— Begin Information supplied —

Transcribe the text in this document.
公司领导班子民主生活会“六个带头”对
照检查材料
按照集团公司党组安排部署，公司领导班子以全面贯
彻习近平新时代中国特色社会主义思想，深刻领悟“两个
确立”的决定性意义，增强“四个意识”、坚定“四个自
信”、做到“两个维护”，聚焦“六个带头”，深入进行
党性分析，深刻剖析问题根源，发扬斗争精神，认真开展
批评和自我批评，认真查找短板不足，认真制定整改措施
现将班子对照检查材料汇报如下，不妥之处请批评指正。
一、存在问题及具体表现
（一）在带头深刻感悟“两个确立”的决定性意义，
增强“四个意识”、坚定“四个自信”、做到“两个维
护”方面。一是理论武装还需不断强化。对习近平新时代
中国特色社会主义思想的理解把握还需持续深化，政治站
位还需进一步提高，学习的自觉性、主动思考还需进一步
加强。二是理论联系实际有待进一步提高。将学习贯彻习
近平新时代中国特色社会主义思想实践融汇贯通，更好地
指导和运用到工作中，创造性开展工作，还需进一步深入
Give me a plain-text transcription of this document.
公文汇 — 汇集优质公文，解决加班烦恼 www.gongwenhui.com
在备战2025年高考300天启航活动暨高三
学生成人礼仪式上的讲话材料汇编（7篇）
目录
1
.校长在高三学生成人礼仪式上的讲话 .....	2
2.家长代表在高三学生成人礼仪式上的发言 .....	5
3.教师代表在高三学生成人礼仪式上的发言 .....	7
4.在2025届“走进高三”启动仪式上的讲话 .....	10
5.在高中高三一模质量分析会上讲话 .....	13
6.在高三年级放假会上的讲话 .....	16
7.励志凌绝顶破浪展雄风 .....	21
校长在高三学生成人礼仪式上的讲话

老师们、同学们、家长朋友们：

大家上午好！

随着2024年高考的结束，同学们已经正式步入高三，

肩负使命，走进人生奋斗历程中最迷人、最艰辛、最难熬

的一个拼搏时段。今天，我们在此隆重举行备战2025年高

— End Information supplied —

▶ Problem to solve: Faithfully reproduce all of the records, character for character.

▶ The response:
Transcribe the text in this document.
公司领导班子民主生活会“六个带头”对
照检查材料
按照集团公司党组安排部署，公司领导班子以全面贯
彻习近平新时代中国特色社会主义思想，深刻领悟“两个
确立”的决定性意义，增强“四个意识”、坚定“四个自
信”、做到“两个维护”，聚焦“六个带头”，深入进行
党性分析，深刻剖析问题根源，发扬斗争精神，认真开展
批评和自我批评，认真查找短板不足，认真制定整改措施
现将班子对照检查材料汇报如下，不妥之处请批评指正。
一、存在问题及具体表现
（一）在带头深刻感悟“两个确立”的决定性意义，
增强“四个意识”、坚定“四个自信”、做到“两个维
护”方面。一是理论武装还需不断强化。对习近平新时代
中国特色社会主义思想的理解把握还需持续深化，政治站
位还需进一步提高，学习的自觉性、主动思考还需进一步
加强。二是理论联系实际有待进一步提高。将学习贯彻习
近平新时代中国特色社会主义思想实践融汇贯通，更好地
指导和运用到工作中，创造性开展工作，还需进一步深入
Give me a plain-text transcription of this document.
公文汇 — 汇集优质公文，解决加班烦恼 www.gongwenhui.com
在备战2025年高考300天启航活动暨高三
学生成人礼仪式上的讲话材料汇编（7篇）
目录
1
.校长在高三学生成人礼仪式上的讲话 .....	2
2.家长代表在高三学生成人礼仪式上的发言 .....	5
3.教师代表在高三学生成人礼仪式上的发言 .....	7
4.在2025届“走进高三”启动仪式上的讲话 .....	10
5.在高中高三一模质量分析会上讲话 .....	13
6.在高三年级放假会上的讲话 .....	16
7.励志凌绝顶破浪展雄风 .....	21
校长在高三学生成人礼仪式上的讲话

老师们、同学们、家长朋友们：

大家上午好！

随着2024年高考的结束，同学们已经正式步入高三，

肩负使命，走进人生奋斗历程中最迷人、最艰辛、最难熬

的一个拼搏时段。今天，我们在此隆重举行备战2025年高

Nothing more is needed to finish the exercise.